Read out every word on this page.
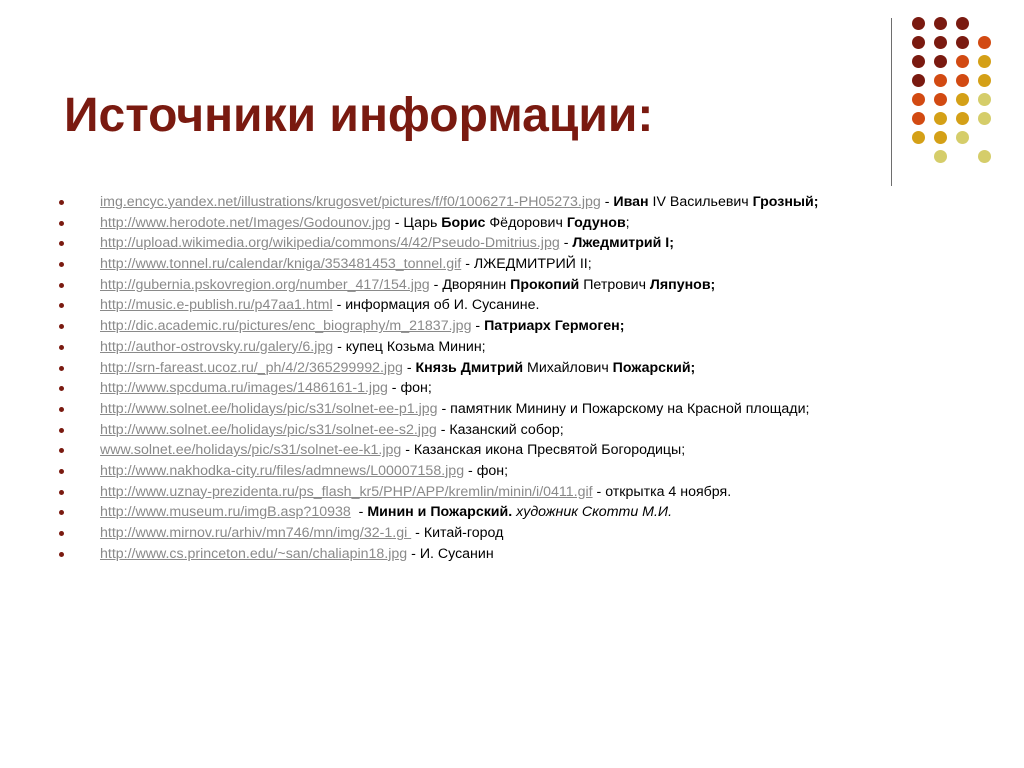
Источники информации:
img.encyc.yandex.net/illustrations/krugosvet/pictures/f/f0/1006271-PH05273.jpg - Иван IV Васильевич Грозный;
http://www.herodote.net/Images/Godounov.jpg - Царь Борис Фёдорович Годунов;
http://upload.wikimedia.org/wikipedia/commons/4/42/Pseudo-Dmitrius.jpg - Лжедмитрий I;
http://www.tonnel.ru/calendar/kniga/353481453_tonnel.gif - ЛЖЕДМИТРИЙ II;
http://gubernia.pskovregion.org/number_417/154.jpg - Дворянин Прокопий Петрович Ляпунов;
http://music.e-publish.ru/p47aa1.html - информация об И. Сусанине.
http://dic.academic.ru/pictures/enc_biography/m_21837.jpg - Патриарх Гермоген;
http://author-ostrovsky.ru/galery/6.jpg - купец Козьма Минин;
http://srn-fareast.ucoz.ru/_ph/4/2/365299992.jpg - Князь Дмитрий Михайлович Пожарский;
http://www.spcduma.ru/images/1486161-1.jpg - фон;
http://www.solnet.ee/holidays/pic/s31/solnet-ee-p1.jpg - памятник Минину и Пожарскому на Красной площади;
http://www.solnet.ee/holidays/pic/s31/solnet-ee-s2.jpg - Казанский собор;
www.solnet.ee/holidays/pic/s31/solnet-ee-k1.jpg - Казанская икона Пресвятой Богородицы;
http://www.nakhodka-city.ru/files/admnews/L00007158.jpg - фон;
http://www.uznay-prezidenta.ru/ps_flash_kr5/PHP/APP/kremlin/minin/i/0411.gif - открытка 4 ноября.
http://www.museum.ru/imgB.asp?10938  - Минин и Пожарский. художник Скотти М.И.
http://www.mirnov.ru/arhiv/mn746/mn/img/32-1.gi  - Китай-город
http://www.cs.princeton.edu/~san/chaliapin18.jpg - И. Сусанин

==

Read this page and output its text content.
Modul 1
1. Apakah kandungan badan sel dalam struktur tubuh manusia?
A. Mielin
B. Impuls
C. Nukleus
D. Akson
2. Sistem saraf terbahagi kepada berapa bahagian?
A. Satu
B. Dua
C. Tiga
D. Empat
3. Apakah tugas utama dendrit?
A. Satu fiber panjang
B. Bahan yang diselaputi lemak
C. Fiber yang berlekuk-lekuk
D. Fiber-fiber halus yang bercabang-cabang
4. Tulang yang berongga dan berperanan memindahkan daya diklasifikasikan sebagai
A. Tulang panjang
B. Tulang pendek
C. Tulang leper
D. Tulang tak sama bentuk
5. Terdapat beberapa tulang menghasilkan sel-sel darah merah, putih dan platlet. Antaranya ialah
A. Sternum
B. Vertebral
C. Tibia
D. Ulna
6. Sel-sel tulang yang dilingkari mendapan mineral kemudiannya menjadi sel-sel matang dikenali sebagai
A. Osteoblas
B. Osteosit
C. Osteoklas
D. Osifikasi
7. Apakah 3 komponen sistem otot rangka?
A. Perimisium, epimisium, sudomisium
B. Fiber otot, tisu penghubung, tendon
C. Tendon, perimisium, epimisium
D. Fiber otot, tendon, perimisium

--

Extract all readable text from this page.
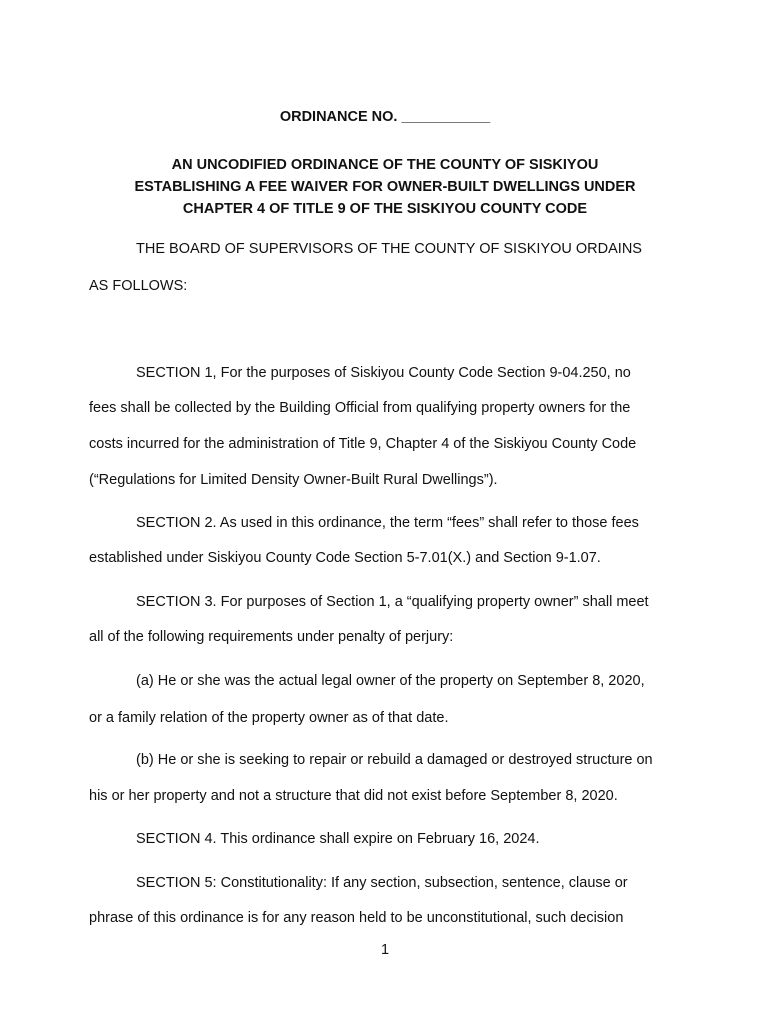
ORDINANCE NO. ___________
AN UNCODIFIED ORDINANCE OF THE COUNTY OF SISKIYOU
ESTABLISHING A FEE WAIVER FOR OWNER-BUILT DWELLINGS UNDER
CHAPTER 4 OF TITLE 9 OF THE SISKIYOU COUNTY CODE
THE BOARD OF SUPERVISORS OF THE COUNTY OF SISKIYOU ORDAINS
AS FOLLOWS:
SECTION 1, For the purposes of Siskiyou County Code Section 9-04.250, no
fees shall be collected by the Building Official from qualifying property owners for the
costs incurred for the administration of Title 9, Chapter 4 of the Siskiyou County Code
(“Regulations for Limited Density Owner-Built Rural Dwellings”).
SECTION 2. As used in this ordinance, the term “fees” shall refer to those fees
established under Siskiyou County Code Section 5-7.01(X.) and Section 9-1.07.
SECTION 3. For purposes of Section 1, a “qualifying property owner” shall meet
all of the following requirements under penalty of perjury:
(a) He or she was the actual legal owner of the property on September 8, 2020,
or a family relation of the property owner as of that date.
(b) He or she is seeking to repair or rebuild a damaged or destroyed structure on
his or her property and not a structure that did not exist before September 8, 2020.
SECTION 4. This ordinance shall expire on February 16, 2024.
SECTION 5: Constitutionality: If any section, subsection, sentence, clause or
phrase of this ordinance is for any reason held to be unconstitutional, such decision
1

# Exercise directions:
Return the number of lines that include the word "holidays", and nothing else.

# Complete answer:
3